Every record should be written out exactly, please.

───── Records supplied ─────

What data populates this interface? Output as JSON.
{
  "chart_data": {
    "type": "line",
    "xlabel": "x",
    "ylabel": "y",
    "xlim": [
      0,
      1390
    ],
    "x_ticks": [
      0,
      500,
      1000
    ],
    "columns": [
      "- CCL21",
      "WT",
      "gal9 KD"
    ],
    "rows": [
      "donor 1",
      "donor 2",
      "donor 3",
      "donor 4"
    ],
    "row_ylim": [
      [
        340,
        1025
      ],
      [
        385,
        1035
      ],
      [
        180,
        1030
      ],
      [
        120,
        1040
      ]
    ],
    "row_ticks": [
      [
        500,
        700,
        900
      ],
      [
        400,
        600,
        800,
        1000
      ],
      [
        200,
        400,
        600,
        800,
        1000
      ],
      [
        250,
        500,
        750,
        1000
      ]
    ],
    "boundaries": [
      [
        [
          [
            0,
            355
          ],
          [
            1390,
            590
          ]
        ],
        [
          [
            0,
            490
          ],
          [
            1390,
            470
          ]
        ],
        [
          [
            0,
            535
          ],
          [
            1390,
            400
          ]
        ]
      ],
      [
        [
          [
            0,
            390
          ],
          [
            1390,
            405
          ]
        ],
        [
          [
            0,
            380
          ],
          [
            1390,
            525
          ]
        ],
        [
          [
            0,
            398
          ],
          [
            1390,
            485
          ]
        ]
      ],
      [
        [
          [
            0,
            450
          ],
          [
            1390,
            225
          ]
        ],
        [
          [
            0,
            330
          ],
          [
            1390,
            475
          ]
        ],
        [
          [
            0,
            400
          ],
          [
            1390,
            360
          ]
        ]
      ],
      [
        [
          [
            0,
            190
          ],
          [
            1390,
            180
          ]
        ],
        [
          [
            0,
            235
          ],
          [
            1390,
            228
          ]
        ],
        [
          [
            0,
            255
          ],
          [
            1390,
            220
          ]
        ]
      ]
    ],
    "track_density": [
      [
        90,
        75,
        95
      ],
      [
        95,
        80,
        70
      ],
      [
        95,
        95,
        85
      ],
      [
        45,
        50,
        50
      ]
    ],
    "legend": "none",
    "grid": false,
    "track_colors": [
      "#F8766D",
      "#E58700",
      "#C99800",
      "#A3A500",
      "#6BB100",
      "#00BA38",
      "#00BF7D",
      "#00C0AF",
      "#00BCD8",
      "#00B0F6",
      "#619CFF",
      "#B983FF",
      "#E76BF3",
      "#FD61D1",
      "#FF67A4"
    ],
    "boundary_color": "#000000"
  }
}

─────

● **Output of the task**
What data populates this interface? Output as JSON.
{
  "chart_data": {
    "type": "line",
    "xlabel": "x",
    "ylabel": "y",
    "xlim": [
      0,
      1390
    ],
    "x_ticks": [
      0,
      500,
      1000
    ],
    "columns": [
      "- CCL21",
      "WT",
      "gal9 KD"
    ],
    "rows": [
      "donor 1",
      "donor 2",
      "donor 3",
      "donor 4"
    ],
    "row_ylim": [
      [
        340,
        1025
      ],
      [
        385,
        1035
      ],
      [
        180,
        1030
      ],
      [
        120,
        1040
      ]
    ],
    "row_ticks": [
      [
        500,
        700,
        900
      ],
      [
        400,
        600,
        800,
        1000
      ],
      [
        200,
        400,
        600,
        800,
        1000
      ],
      [
        250,
        500,
        750,
        1000
      ]
    ],
    "boundaries": [
      [
        [
          [
            0,
            355
          ],
          [
            1390,
            590
          ]
        ],
        [
          [
            0,
            490
          ],
          [
            1390,
            470
          ]
        ],
        [
          [
            0,
            535
          ],
          [
            1390,
            400
          ]
        ]
      ],
      [
        [
          [
            0,
            390
          ],
          [
            1390,
            405
          ]
        ],
        [
          [
            0,
            380
          ],
          [
            1390,
            525
          ]
        ],
        [
          [
            0,
            398
          ],
          [
            1390,
            485
          ]
        ]
      ],
      [
        [
          [
            0,
            450
          ],
          [
            1390,
            225
          ]
        ],
        [
          [
            0,
            330
          ],
          [
            1390,
            475
          ]
        ],
        [
          [
            0,
            400
          ],
          [
            1390,
            360
          ]
        ]
      ],
      [
        [
          [
            0,
            190
          ],
          [
            1390,
            180
          ]
        ],
        [
          [
            0,
            235
          ],
          [
            1390,
            228
          ]
        ],
        [
          [
            0,
            255
          ],
          [
            1390,
            220
          ]
        ]
      ]
    ],
    "track_density": [
      [
        90,
        75,
        95
      ],
      [
        95,
        80,
        70
      ],
      [
        95,
        95,
        85
      ],
      [
        45,
        50,
        50
      ]
    ],
    "legend": "none",
    "grid": false,
    "track_colors": [
      "#F8766D",
      "#E58700",
      "#C99800",
      "#A3A500",
      "#6BB100",
      "#00BA38",
      "#00BF7D",
      "#00C0AF",
      "#00BCD8",
      "#00B0F6",
      "#619CFF",
      "#B983FF",
      "#E76BF3",
      "#FD61D1",
      "#FF67A4"
    ],
    "boundary_color": "#000000"
  }
}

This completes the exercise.